━━ Extracted information ━━

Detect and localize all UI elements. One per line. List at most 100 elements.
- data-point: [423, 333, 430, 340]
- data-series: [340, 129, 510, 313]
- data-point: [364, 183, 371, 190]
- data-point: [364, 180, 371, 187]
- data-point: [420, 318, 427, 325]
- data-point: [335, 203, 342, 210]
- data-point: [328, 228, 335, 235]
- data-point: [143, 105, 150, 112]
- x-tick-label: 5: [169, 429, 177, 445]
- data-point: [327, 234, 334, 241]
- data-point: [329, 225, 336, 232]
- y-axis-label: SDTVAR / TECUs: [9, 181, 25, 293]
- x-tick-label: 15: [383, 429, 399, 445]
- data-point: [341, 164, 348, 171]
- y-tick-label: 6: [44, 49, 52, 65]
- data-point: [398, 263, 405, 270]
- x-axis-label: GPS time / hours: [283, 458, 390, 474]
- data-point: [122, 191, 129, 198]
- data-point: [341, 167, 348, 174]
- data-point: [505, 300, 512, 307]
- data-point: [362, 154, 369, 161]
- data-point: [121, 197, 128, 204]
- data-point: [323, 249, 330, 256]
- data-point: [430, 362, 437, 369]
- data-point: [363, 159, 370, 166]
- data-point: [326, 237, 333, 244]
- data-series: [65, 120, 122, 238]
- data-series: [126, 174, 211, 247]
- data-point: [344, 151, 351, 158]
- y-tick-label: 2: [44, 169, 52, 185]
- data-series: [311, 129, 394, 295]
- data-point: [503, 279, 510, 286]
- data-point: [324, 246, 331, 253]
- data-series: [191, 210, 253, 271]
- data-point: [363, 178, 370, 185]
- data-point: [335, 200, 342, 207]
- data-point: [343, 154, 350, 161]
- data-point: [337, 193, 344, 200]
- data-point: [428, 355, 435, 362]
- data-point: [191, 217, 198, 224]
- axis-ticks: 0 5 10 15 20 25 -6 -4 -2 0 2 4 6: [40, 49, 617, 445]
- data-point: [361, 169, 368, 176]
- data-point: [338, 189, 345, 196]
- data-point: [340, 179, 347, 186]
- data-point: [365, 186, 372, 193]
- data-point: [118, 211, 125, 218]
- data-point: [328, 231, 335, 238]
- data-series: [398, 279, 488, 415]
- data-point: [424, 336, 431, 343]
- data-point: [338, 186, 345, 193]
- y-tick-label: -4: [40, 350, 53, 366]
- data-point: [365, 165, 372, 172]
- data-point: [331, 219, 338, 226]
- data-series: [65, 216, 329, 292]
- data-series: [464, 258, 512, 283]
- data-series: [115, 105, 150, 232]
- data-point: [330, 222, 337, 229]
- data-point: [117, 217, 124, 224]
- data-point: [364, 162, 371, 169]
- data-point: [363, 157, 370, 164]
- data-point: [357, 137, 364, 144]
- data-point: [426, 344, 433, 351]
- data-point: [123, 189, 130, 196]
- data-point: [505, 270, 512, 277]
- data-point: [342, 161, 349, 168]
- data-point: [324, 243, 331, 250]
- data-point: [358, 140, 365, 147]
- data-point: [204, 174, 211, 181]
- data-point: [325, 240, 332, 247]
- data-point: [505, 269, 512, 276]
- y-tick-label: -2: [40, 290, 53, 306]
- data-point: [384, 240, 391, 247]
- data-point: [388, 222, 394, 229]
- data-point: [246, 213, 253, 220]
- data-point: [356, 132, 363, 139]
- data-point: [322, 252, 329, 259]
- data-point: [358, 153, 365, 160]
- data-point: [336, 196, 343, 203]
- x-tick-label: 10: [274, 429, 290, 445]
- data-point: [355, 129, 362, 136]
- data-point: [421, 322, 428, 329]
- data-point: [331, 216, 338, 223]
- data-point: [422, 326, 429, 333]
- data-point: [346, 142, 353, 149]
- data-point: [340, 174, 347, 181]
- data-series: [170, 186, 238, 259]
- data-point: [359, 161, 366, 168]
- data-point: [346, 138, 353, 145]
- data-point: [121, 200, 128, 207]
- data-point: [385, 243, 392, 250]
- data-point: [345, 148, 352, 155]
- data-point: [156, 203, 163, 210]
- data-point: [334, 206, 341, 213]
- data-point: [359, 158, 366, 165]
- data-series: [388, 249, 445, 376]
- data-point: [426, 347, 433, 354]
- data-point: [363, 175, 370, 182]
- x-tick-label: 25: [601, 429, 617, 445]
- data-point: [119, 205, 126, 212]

━━━

Exercise task => Lay out the lines above as a Markdown table with two columns, "Number" and "Line text": put each line's number in the first column and its text in the second, skipping any blank lines.

Reply =>
| Number | Line text |
|---|---|
| 1 | Detect and localize all UI elements. One per line. List at most 100 elements. |
| 2 | - data-point: [423, 333, 430, 340] |
| 3 | - data-series: [340, 129, 510, 313] |
| 4 | - data-point: [364, 183, 371, 190] |
| 5 | - data-point: [364, 180, 371, 187] |
| 6 | - data-point: [420, 318, 427, 325] |
| 7 | - data-point: [335, 203, 342, 210] |
| 8 | - data-point: [328, 228, 335, 235] |
| 9 | - data-point: [143, 105, 150, 112] |
| 10 | - x-tick-label: 5: [169, 429, 177, 445] |
| 11 | - data-point: [327, 234, 334, 241] |
| 12 | - data-point: [329, 225, 336, 232] |
| 13 | - y-axis-label: SDTVAR / TECUs: [9, 181, 25, 293] |
| 14 | - x-tick-label: 15: [383, 429, 399, 445] |
| 15 | - data-point: [341, 164, 348, 171] |
| 16 | - y-tick-label: 6: [44, 49, 52, 65] |
| 17 | - data-point: [398, 263, 405, 270] |
| 18 | - x-axis-label: GPS time / hours: [283, 458, 390, 474] |
| 19 | - data-point: [122, 191, 129, 198] |
| 20 | - data-point: [341, 167, 348, 174] |
| 21 | - data-point: [505, 300, 512, 307] |
| 22 | - data-point: [362, 154, 369, 161] |
| 23 | - data-point: [121, 197, 128, 204] |
| 24 | - data-point: [323, 249, 330, 256] |
| 25 | - data-point: [430, 362, 437, 369] |
| 26 | - data-point: [363, 159, 370, 166] |
| 27 | - data-point: [326, 237, 333, 244] |
| 28 | - data-series: [65, 120, 122, 238] |
| 29 | - data-series: [126, 174, 211, 247] |
| 30 | - data-point: [344, 151, 351, 158] |
| 31 | - y-tick-label: 2: [44, 169, 52, 185] |
| 32 | - data-series: [311, 129, 394, 295] |
| 33 | - data-point: [503, 279, 510, 286] |
| 34 | - data-point: [324, 246, 331, 253] |
| 35 | - data-series: [191, 210, 253, 271] |
| 36 | - data-point: [363, 178, 370, 185] |
| 37 | - data-point: [335, 200, 342, 207] |
| 38 | - data-point: [343, 154, 350, 161] |
| 39 | - data-point: [337, 193, 344, 200] |
| 40 | - data-point: [428, 355, 435, 362] |
| 41 | - data-point: [191, 217, 198, 224] |
| 42 | - axis-ticks: 0 5 10 15 20 25 -6 -4 -2 0 2 4 6: [40, 49, 617, 445] |
| 43 | - data-point: [361, 169, 368, 176] |
| 44 | - data-point: [338, 189, 345, 196] |
| 45 | - data-point: [340, 179, 347, 186] |
| 46 | - data-point: [365, 186, 372, 193] |
| 47 | - data-point: [118, 211, 125, 218] |
| 48 | - data-point: [328, 231, 335, 238] |
| 49 | - data-series: [398, 279, 488, 415] |
| 50 | - data-point: [424, 336, 431, 343] |
| 51 | - data-point: [338, 186, 345, 193] |
| 52 | - y-tick-label: -4: [40, 350, 53, 366] |
| 53 | - data-point: [365, 165, 372, 172] |
| 54 | - data-point: [331, 219, 338, 226] |
| 55 | - data-series: [65, 216, 329, 292] |
| 56 | - data-series: [464, 258, 512, 283] |
| 57 | - data-series: [115, 105, 150, 232] |
| 58 | - data-point: [330, 222, 337, 229] |
| 59 | - data-point: [117, 217, 124, 224] |
| 60 | - data-point: [364, 162, 371, 169] |
| 61 | - data-point: [363, 157, 370, 164] |
| 62 | - data-point: [357, 137, 364, 144] |
| 63 | - data-point: [426, 344, 433, 351] |
| 64 | - data-point: [123, 189, 130, 196] |
| 65 | - data-point: [505, 270, 512, 277] |
| 66 | - data-point: [342, 161, 349, 168] |
| 67 | - data-point: [324, 243, 331, 250] |
| 68 | - data-point: [358, 140, 365, 147] |
| 69 | - data-point: [204, 174, 211, 181] |
| 70 | - data-point: [325, 240, 332, 247] |
| 71 | - data-point: [505, 269, 512, 276] |
| 72 | - y-tick-label: -2: [40, 290, 53, 306] |
| 73 | - data-point: [384, 240, 391, 247] |
| 74 | - data-point: [388, 222, 394, 229] |
| 75 | - data-point: [246, 213, 253, 220] |
| 76 | - data-point: [356, 132, 363, 139] |
| 77 | - data-point: [322, 252, 329, 259] |
| 78 | - data-point: [358, 153, 365, 160] |
| 79 | - data-point: [336, 196, 343, 203] |
| 80 | - x-tick-label: 10: [274, 429, 290, 445] |
| 81 | - data-point: [355, 129, 362, 136] |
| 82 | - data-point: [421, 322, 428, 329] |
| 83 | - data-point: [331, 216, 338, 223] |
| 84 | - data-point: [422, 326, 429, 333] |
| 85 | - data-point: [346, 142, 353, 149] |
| 86 | - data-point: [340, 174, 347, 181] |
| 87 | - data-series: [170, 186, 238, 259] |
| 88 | - data-point: [359, 161, 366, 168] |
| 89 | - data-point: [346, 138, 353, 145] |
| 90 | - data-point: [121, 200, 128, 207] |
| 91 | - data-point: [385, 243, 392, 250] |
| 92 | - data-point: [345, 148, 352, 155] |
| 93 | - data-point: [156, 203, 163, 210] |
| 94 | - data-point: [334, 206, 341, 213] |
| 95 | - data-point: [359, 158, 366, 165] |
| 96 | - data-series: [388, 249, 445, 376] |
| 97 | - data-point: [426, 347, 433, 354] |
| 98 | - data-point: [363, 175, 370, 182] |
| 99 | - x-tick-label: 25: [601, 429, 617, 445] |
| 100 | - data-point: [119, 205, 126, 212] |